WHAT THIS EXERCISE ASKS –
1. Which three glue measures can the glue-computing code compute, going by the names it checks?
2. Repeat the part of the glue-computing code starting at "Define a function" and ending at "dict.fromkeys(list_of_ngrams_info_dictionaries[n - 1], 0)".

TEXT EXTRACT –
Define a function which computes the glues.

In [53]:
# if n_max is 8, compute glues for uni-grams up to 7-grams
def compute_glues(gluename):
    # Initialize an empty list for storing the glue dictionaries
    glue_dicts = []

    # If n_max is 8, for each n in [1, 8)
    for n in range(1, len(list_of_ngrams_info_dictionaries)):

        # Initialize the glue dictionary as a dictionary with the same keys as list_of_ngrams_info_dictionaries[n-1] associating 0 to each
        glue_dict = dict.fromkeys(list_of_ngrams_info_dictionaries[n - 1], 0)

        # For each n-gram with its frequencies list
        for key, value in list_of_ngrams_info_dictionaries[n - 1].items():
            # Only if n is at least 2 or if it is a monogram of length 3
            if ( n != 1 ) or ( len(key) >= 3 ):
                # Store the absolute frequency for the n-gram
                abs_freq = value[0]

                # If n is at least 2
                if n != 1:
                    # Convert the n-gram into a list instead of a string
                    key_list = str_to_list(key)

                    # Initialize the sum to zero
                    s = 0
                    
                    # Compute the right GLUE coefficient

                    # Do Dice
                    if gluename == 'Dice':

                        # Dividing the n-gram into two parts w1...wi and wi+1...wn
                        for i in range(len(key_list) - 1):
                            # Get the absolute frequencies of the two sub-n-grams
                            f1 = list_of_ngrams_info_dictionaries[i][list_to_str(key_list[:i+1])][0]
                            f2 = list_of_ngrams_info_dictionaries[n-i-2][list_to_str(key_list[i+1:])][0]
                            # And add to the sum the partial sum
                            s += (f1 + f2) / (n - 1)

                        gl = (2 * abs_freq) / s

                    # Do SCP
                    elif gluename == 'SCP':

                        # Dividing the n-gram into two parts w1...wi and wi+1...wn
                        for i in range(len(key_list) - 1):
                            # Get the absolute frequencies of the two sub-n-grams
                            f1 = list_of_ngrams_info_dictionaries[i][list_to_str(key_list[:i+1])][0]
                            f2 = list_of_ngrams_info_dictionaries[n-i-2][list_to_str(key_list[i+1:])][0]
                            # And add to the sum the partial sum
                            s += (f1 * f2) / (n - 1)

                        gl = (abs_freq**2) / s

                    # Compute MI
                    elif gluename == 'MI':

                        # Dividing the n-gram into two parts w1...wi and wi+1...wn
                        for i in range(len(key_list) - 1):
                            # Get the absolute frequencies of the two sub-n-grams
                            f1 = list_of_ngrams_info_dictionaries[i][list_to_str(key_list[:i+1])][0]
                            f2 = list_of_ngrams_info_dictionaries[n-i-2][list_to_str(key_list[i+1:])][0]
                            # And add to the sum the partial sum
                            s += (f1 * f2) / (n - 1)

                        gl = math.log(abs_freq * num_of_words_in_corpus / s)

PROVIDED MATERIAL –
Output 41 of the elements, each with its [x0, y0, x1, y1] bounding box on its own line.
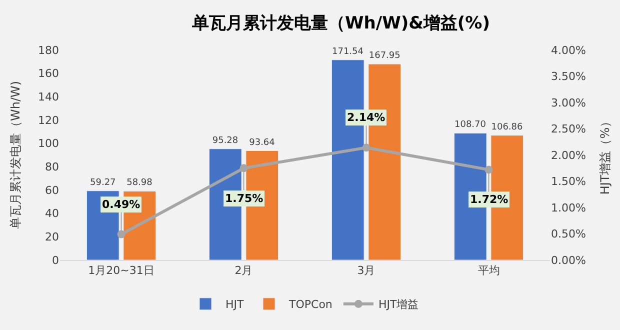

ANSWERS TO THE EXERCISE –
1. Dice, SCP and MI.

2.
Define a function which computes the glues.

In [53]:
# if n_max is 8, compute glues for uni-grams up to 7-grams
def compute_glues(gluename):
    # Initialize an empty list for storing the glue dictionaries
    glue_dicts = []

    # If n_max is 8, for each n in [1, 8)
    for n in range(1, len(list_of_ngrams_info_dictionaries)):

        # Initialize the glue dictionary as a dictionary with the same keys as list_of_ngrams_info_dictionaries[n-1] associating 0 to each
        glue_dict = dict.fromkeys(list_of_ngrams_info_dictionaries[n - 1], 0)